WHAT IS REQUIRED:
Where a line contains the string "Министерством", copy that line.

Dataset entries:
+---+

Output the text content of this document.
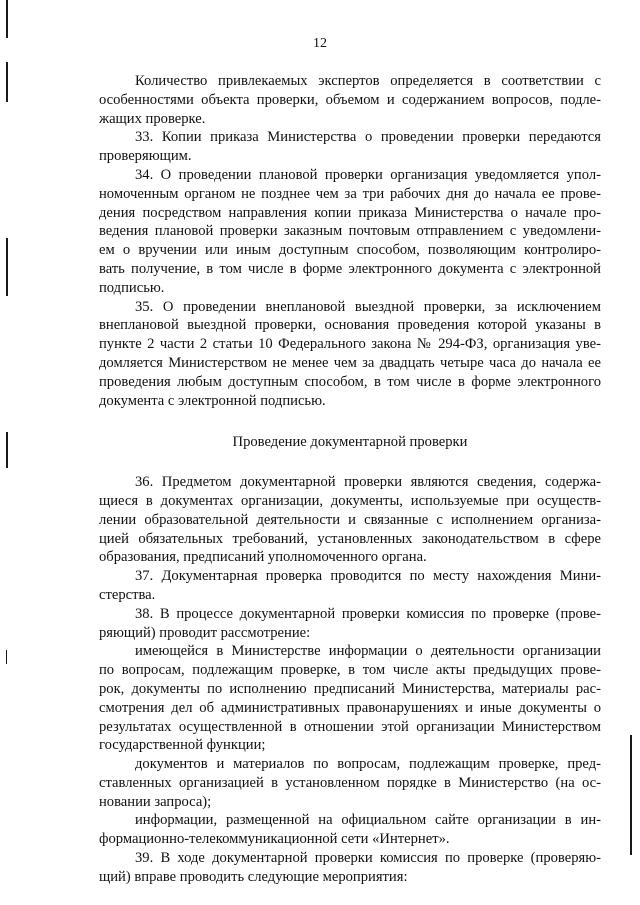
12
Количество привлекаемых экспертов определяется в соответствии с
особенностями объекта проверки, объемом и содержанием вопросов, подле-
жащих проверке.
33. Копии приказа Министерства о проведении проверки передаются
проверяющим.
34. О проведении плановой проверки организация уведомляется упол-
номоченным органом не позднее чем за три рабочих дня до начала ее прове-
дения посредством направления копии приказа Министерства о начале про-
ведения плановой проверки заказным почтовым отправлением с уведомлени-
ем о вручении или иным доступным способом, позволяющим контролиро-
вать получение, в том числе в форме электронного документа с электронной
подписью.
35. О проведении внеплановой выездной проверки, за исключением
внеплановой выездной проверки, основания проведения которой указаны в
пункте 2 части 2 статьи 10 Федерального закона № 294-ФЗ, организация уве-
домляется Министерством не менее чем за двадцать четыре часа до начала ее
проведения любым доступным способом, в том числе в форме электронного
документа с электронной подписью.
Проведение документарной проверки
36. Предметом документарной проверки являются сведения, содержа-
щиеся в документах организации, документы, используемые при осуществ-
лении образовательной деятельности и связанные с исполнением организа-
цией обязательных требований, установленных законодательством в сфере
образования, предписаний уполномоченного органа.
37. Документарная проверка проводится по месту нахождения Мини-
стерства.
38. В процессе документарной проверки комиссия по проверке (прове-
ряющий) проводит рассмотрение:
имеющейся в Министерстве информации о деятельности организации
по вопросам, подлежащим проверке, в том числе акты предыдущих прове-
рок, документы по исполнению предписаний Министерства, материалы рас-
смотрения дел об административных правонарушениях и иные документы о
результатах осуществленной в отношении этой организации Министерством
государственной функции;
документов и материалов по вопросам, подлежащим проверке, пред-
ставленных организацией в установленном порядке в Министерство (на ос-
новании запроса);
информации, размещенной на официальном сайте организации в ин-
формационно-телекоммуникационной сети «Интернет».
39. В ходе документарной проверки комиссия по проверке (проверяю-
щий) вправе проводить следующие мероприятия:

+---+

RESPONSE TO THIS EXERCISE:
домляется Министерством не менее чем за двадцать четыре часа до начала ее
результатах осуществленной в отношении этой организации Министерством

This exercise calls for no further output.